-- Stated task --
Write out every record below exactly as it appears.

-- Supplied records --
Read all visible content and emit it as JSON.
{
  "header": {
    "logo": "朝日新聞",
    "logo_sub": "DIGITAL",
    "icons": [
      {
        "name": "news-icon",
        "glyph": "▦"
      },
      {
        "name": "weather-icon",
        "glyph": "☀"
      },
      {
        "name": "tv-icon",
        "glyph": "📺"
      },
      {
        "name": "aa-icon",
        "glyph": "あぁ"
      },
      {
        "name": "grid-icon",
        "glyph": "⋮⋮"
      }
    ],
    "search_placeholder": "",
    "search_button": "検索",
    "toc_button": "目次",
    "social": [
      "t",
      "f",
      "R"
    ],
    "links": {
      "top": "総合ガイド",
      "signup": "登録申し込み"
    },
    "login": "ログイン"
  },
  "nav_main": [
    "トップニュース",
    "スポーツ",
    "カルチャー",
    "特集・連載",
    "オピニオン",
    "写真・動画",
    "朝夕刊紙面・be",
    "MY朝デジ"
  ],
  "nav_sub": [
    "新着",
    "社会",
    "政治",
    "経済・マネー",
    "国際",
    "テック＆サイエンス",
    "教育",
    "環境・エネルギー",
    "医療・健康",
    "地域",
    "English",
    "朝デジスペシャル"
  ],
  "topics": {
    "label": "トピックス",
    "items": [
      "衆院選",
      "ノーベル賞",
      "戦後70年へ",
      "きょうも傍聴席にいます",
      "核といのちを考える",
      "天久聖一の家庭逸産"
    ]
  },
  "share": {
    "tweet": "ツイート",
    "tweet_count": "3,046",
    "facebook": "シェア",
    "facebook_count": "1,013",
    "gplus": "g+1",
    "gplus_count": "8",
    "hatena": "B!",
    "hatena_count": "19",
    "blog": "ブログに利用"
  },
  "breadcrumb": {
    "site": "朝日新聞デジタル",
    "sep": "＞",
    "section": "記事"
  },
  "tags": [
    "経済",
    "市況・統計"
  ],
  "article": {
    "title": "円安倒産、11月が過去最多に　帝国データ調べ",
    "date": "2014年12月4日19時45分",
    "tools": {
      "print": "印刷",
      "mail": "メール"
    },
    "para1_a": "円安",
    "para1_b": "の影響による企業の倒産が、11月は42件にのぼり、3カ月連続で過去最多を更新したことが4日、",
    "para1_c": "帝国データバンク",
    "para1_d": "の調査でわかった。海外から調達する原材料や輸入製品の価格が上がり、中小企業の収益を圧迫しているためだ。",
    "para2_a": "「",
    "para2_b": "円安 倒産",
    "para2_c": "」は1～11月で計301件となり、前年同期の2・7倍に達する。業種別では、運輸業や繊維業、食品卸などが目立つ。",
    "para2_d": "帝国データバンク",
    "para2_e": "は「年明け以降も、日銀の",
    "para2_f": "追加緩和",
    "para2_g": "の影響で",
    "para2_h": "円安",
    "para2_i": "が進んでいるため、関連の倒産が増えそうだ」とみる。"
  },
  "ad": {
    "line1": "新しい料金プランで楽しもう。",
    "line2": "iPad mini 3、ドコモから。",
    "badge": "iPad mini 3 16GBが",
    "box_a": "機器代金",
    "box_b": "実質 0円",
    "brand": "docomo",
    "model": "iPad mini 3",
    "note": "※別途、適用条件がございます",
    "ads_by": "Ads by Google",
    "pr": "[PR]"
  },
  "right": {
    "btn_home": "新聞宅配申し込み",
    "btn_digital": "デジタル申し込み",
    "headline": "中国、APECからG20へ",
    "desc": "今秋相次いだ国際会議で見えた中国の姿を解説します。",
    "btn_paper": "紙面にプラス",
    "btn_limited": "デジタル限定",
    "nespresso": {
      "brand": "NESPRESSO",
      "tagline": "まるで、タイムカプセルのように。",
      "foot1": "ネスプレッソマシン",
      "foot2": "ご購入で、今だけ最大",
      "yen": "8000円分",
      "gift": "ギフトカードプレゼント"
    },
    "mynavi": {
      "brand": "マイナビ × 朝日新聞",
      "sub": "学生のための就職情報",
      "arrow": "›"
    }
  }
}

-- Final answer --
Read all visible content and emit it as JSON.
{
  "header": {
    "logo": "朝日新聞",
    "logo_sub": "DIGITAL",
    "icons": [
      {
        "name": "news-icon",
        "glyph": "▦"
      },
      {
        "name": "weather-icon",
        "glyph": "☀"
      },
      {
        "name": "tv-icon",
        "glyph": "📺"
      },
      {
        "name": "aa-icon",
        "glyph": "あぁ"
      },
      {
        "name": "grid-icon",
        "glyph": "⋮⋮"
      }
    ],
    "search_placeholder": "",
    "search_button": "検索",
    "toc_button": "目次",
    "social": [
      "t",
      "f",
      "R"
    ],
    "links": {
      "top": "総合ガイド",
      "signup": "登録申し込み"
    },
    "login": "ログイン"
  },
  "nav_main": [
    "トップニュース",
    "スポーツ",
    "カルチャー",
    "特集・連載",
    "オピニオン",
    "写真・動画",
    "朝夕刊紙面・be",
    "MY朝デジ"
  ],
  "nav_sub": [
    "新着",
    "社会",
    "政治",
    "経済・マネー",
    "国際",
    "テック＆サイエンス",
    "教育",
    "環境・エネルギー",
    "医療・健康",
    "地域",
    "English",
    "朝デジスペシャル"
  ],
  "topics": {
    "label": "トピックス",
    "items": [
      "衆院選",
      "ノーベル賞",
      "戦後70年へ",
      "きょうも傍聴席にいます",
      "核といのちを考える",
      "天久聖一の家庭逸産"
    ]
  },
  "share": {
    "tweet": "ツイート",
    "tweet_count": "3,046",
    "facebook": "シェア",
    "facebook_count": "1,013",
    "gplus": "g+1",
    "gplus_count": "8",
    "hatena": "B!",
    "hatena_count": "19",
    "blog": "ブログに利用"
  },
  "breadcrumb": {
    "site": "朝日新聞デジタル",
    "sep": "＞",
    "section": "記事"
  },
  "tags": [
    "経済",
    "市況・統計"
  ],
  "article": {
    "title": "円安倒産、11月が過去最多に　帝国データ調べ",
    "date": "2014年12月4日19時45分",
    "tools": {
      "print": "印刷",
      "mail": "メール"
    },
    "para1_a": "円安",
    "para1_b": "の影響による企業の倒産が、11月は42件にのぼり、3カ月連続で過去最多を更新したことが4日、",
    "para1_c": "帝国データバンク",
    "para1_d": "の調査でわかった。海外から調達する原材料や輸入製品の価格が上がり、中小企業の収益を圧迫しているためだ。",
    "para2_a": "「",
    "para2_b": "円安 倒産",
    "para2_c": "」は1～11月で計301件となり、前年同期の2・7倍に達する。業種別では、運輸業や繊維業、食品卸などが目立つ。",
    "para2_d": "帝国データバンク",
    "para2_e": "は「年明け以降も、日銀の",
    "para2_f": "追加緩和",
    "para2_g": "の影響で",
    "para2_h": "円安",
    "para2_i": "が進んでいるため、関連の倒産が増えそうだ」とみる。"
  },
  "ad": {
    "line1": "新しい料金プランで楽しもう。",
    "line2": "iPad mini 3、ドコモから。",
    "badge": "iPad mini 3 16GBが",
    "box_a": "機器代金",
    "box_b": "実質 0円",
    "brand": "docomo",
    "model": "iPad mini 3",
    "note": "※別途、適用条件がございます",
    "ads_by": "Ads by Google",
    "pr": "[PR]"
  },
  "right": {
    "btn_home": "新聞宅配申し込み",
    "btn_digital": "デジタル申し込み",
    "headline": "中国、APECからG20へ",
    "desc": "今秋相次いだ国際会議で見えた中国の姿を解説します。",
    "btn_paper": "紙面にプラス",
    "btn_limited": "デジタル限定",
    "nespresso": {
      "brand": "NESPRESSO",
      "tagline": "まるで、タイムカプセルのように。",
      "foot1": "ネスプレッソマシン",
      "foot2": "ご購入で、今だけ最大",
      "yen": "8000円分",
      "gift": "ギフトカードプレゼント"
    },
    "mynavi": {
      "brand": "マイナビ × 朝日新聞",
      "sub": "学生のための就職情報",
      "arrow": "›"
    }
  }
}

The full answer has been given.